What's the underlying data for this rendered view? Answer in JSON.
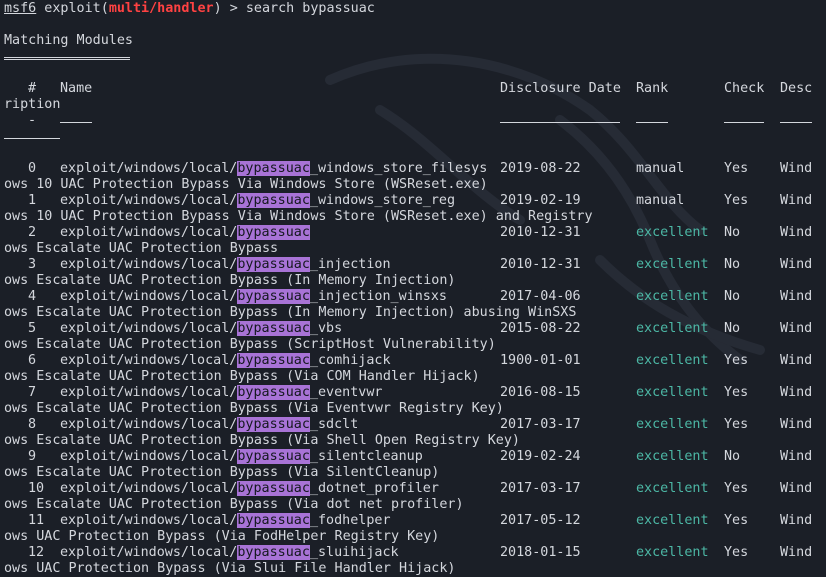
{
  "prompt": {
    "prefix": "msf6",
    "open": " exploit(",
    "module": "multi/handler",
    "close": ") > ",
    "command": "search bypassuac"
  },
  "section_title": "Matching Modules",
  "section_underline": "================",
  "headers": {
    "num": "#",
    "name": "Name",
    "date": "Disclosure Date",
    "rank": "Rank",
    "check": "Check",
    "desc": "Desc",
    "desc_wrap": "ription"
  },
  "header_dashes": {
    "num": "-",
    "name": "----",
    "date": "---------------",
    "rank": "----",
    "check": "-----",
    "desc": "----",
    "desc_wrap": "-------"
  },
  "highlight_term": "bypassuac",
  "modules": [
    {
      "num": "0",
      "path": "exploit/windows/local/",
      "suffix": "_windows_store_filesys",
      "date": "2019-08-22",
      "rank": "manual",
      "check": "Yes",
      "desc_start": "Wind",
      "desc_rest": "ows 10 UAC Protection Bypass Via Windows Store (WSReset.exe)"
    },
    {
      "num": "1",
      "path": "exploit/windows/local/",
      "suffix": "_windows_store_reg",
      "date": "2019-02-19",
      "rank": "manual",
      "check": "Yes",
      "desc_start": "Wind",
      "desc_rest": "ows 10 UAC Protection Bypass Via Windows Store (WSReset.exe) and Registry"
    },
    {
      "num": "2",
      "path": "exploit/windows/local/",
      "suffix": "",
      "date": "2010-12-31",
      "rank": "excellent",
      "check": "No",
      "desc_start": "Wind",
      "desc_rest": "ows Escalate UAC Protection Bypass"
    },
    {
      "num": "3",
      "path": "exploit/windows/local/",
      "suffix": "_injection",
      "date": "2010-12-31",
      "rank": "excellent",
      "check": "No",
      "desc_start": "Wind",
      "desc_rest": "ows Escalate UAC Protection Bypass (In Memory Injection)"
    },
    {
      "num": "4",
      "path": "exploit/windows/local/",
      "suffix": "_injection_winsxs",
      "date": "2017-04-06",
      "rank": "excellent",
      "check": "No",
      "desc_start": "Wind",
      "desc_rest": "ows Escalate UAC Protection Bypass (In Memory Injection) abusing WinSXS"
    },
    {
      "num": "5",
      "path": "exploit/windows/local/",
      "suffix": "_vbs",
      "date": "2015-08-22",
      "rank": "excellent",
      "check": "No",
      "desc_start": "Wind",
      "desc_rest": "ows Escalate UAC Protection Bypass (ScriptHost Vulnerability)"
    },
    {
      "num": "6",
      "path": "exploit/windows/local/",
      "suffix": "_comhijack",
      "date": "1900-01-01",
      "rank": "excellent",
      "check": "Yes",
      "desc_start": "Wind",
      "desc_rest": "ows Escalate UAC Protection Bypass (Via COM Handler Hijack)"
    },
    {
      "num": "7",
      "path": "exploit/windows/local/",
      "suffix": "_eventvwr",
      "date": "2016-08-15",
      "rank": "excellent",
      "check": "Yes",
      "desc_start": "Wind",
      "desc_rest": "ows Escalate UAC Protection Bypass (Via Eventvwr Registry Key)"
    },
    {
      "num": "8",
      "path": "exploit/windows/local/",
      "suffix": "_sdclt",
      "date": "2017-03-17",
      "rank": "excellent",
      "check": "Yes",
      "desc_start": "Wind",
      "desc_rest": "ows Escalate UAC Protection Bypass (Via Shell Open Registry Key)"
    },
    {
      "num": "9",
      "path": "exploit/windows/local/",
      "suffix": "_silentcleanup",
      "date": "2019-02-24",
      "rank": "excellent",
      "check": "No",
      "desc_start": "Wind",
      "desc_rest": "ows Escalate UAC Protection Bypass (Via SilentCleanup)"
    },
    {
      "num": "10",
      "path": "exploit/windows/local/",
      "suffix": "_dotnet_profiler",
      "date": "2017-03-17",
      "rank": "excellent",
      "check": "Yes",
      "desc_start": "Wind",
      "desc_rest": "ows Escalate UAC Protection Bypass (Via dot net profiler)"
    },
    {
      "num": "11",
      "path": "exploit/windows/local/",
      "suffix": "_fodhelper",
      "date": "2017-05-12",
      "rank": "excellent",
      "check": "Yes",
      "desc_start": "Wind",
      "desc_rest": "ows UAC Protection Bypass (Via FodHelper Registry Key)"
    },
    {
      "num": "12",
      "path": "exploit/windows/local/",
      "suffix": "_sluihijack",
      "date": "2018-01-15",
      "rank": "excellent",
      "check": "Yes",
      "desc_start": "Wind",
      "desc_rest": "ows UAC Protection Bypass (Via Slui File Handler Hijack)"
    }
  ],
  "colors": {
    "background": "#1b1f27",
    "text": "#d4d7dd",
    "prompt_module": "#ff4242",
    "highlight_bg": "#a873d6",
    "rank_excellent": "#4cb7a5"
  }
}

══════

→ DO THIS
Repeat each entry exactly as it appears; skip any picture.

→ REPLY
What's the underlying data for this rendered view? Answer in JSON.
{
  "prompt": {
    "prefix": "msf6",
    "open": " exploit(",
    "module": "multi/handler",
    "close": ") > ",
    "command": "search bypassuac"
  },
  "section_title": "Matching Modules",
  "section_underline": "================",
  "headers": {
    "num": "#",
    "name": "Name",
    "date": "Disclosure Date",
    "rank": "Rank",
    "check": "Check",
    "desc": "Desc",
    "desc_wrap": "ription"
  },
  "header_dashes": {
    "num": "-",
    "name": "----",
    "date": "---------------",
    "rank": "----",
    "check": "-----",
    "desc": "----",
    "desc_wrap": "-------"
  },
  "highlight_term": "bypassuac",
  "modules": [
    {
      "num": "0",
      "path": "exploit/windows/local/",
      "suffix": "_windows_store_filesys",
      "date": "2019-08-22",
      "rank": "manual",
      "check": "Yes",
      "desc_start": "Wind",
      "desc_rest": "ows 10 UAC Protection Bypass Via Windows Store (WSReset.exe)"
    },
    {
      "num": "1",
      "path": "exploit/windows/local/",
      "suffix": "_windows_store_reg",
      "date": "2019-02-19",
      "rank": "manual",
      "check": "Yes",
      "desc_start": "Wind",
      "desc_rest": "ows 10 UAC Protection Bypass Via Windows Store (WSReset.exe) and Registry"
    },
    {
      "num": "2",
      "path": "exploit/windows/local/",
      "suffix": "",
      "date": "2010-12-31",
      "rank": "excellent",
      "check": "No",
      "desc_start": "Wind",
      "desc_rest": "ows Escalate UAC Protection Bypass"
    },
    {
      "num": "3",
      "path": "exploit/windows/local/",
      "suffix": "_injection",
      "date": "2010-12-31",
      "rank": "excellent",
      "check": "No",
      "desc_start": "Wind",
      "desc_rest": "ows Escalate UAC Protection Bypass (In Memory Injection)"
    },
    {
      "num": "4",
      "path": "exploit/windows/local/",
      "suffix": "_injection_winsxs",
      "date": "2017-04-06",
      "rank": "excellent",
      "check": "No",
      "desc_start": "Wind",
      "desc_rest": "ows Escalate UAC Protection Bypass (In Memory Injection) abusing WinSXS"
    },
    {
      "num": "5",
      "path": "exploit/windows/local/",
      "suffix": "_vbs",
      "date": "2015-08-22",
      "rank": "excellent",
      "check": "No",
      "desc_start": "Wind",
      "desc_rest": "ows Escalate UAC Protection Bypass (ScriptHost Vulnerability)"
    },
    {
      "num": "6",
      "path": "exploit/windows/local/",
      "suffix": "_comhijack",
      "date": "1900-01-01",
      "rank": "excellent",
      "check": "Yes",
      "desc_start": "Wind",
      "desc_rest": "ows Escalate UAC Protection Bypass (Via COM Handler Hijack)"
    },
    {
      "num": "7",
      "path": "exploit/windows/local/",
      "suffix": "_eventvwr",
      "date": "2016-08-15",
      "rank": "excellent",
      "check": "Yes",
      "desc_start": "Wind",
      "desc_rest": "ows Escalate UAC Protection Bypass (Via Eventvwr Registry Key)"
    },
    {
      "num": "8",
      "path": "exploit/windows/local/",
      "suffix": "_sdclt",
      "date": "2017-03-17",
      "rank": "excellent",
      "check": "Yes",
      "desc_start": "Wind",
      "desc_rest": "ows Escalate UAC Protection Bypass (Via Shell Open Registry Key)"
    },
    {
      "num": "9",
      "path": "exploit/windows/local/",
      "suffix": "_silentcleanup",
      "date": "2019-02-24",
      "rank": "excellent",
      "check": "No",
      "desc_start": "Wind",
      "desc_rest": "ows Escalate UAC Protection Bypass (Via SilentCleanup)"
    },
    {
      "num": "10",
      "path": "exploit/windows/local/",
      "suffix": "_dotnet_profiler",
      "date": "2017-03-17",
      "rank": "excellent",
      "check": "Yes",
      "desc_start": "Wind",
      "desc_rest": "ows Escalate UAC Protection Bypass (Via dot net profiler)"
    },
    {
      "num": "11",
      "path": "exploit/windows/local/",
      "suffix": "_fodhelper",
      "date": "2017-05-12",
      "rank": "excellent",
      "check": "Yes",
      "desc_start": "Wind",
      "desc_rest": "ows UAC Protection Bypass (Via FodHelper Registry Key)"
    },
    {
      "num": "12",
      "path": "exploit/windows/local/",
      "suffix": "_sluihijack",
      "date": "2018-01-15",
      "rank": "excellent",
      "check": "Yes",
      "desc_start": "Wind",
      "desc_rest": "ows UAC Protection Bypass (Via Slui File Handler Hijack)"
    }
  ],
  "colors": {
    "background": "#1b1f27",
    "text": "#d4d7dd",
    "prompt_module": "#ff4242",
    "highlight_bg": "#a873d6",
    "rank_excellent": "#4cb7a5"
  }
}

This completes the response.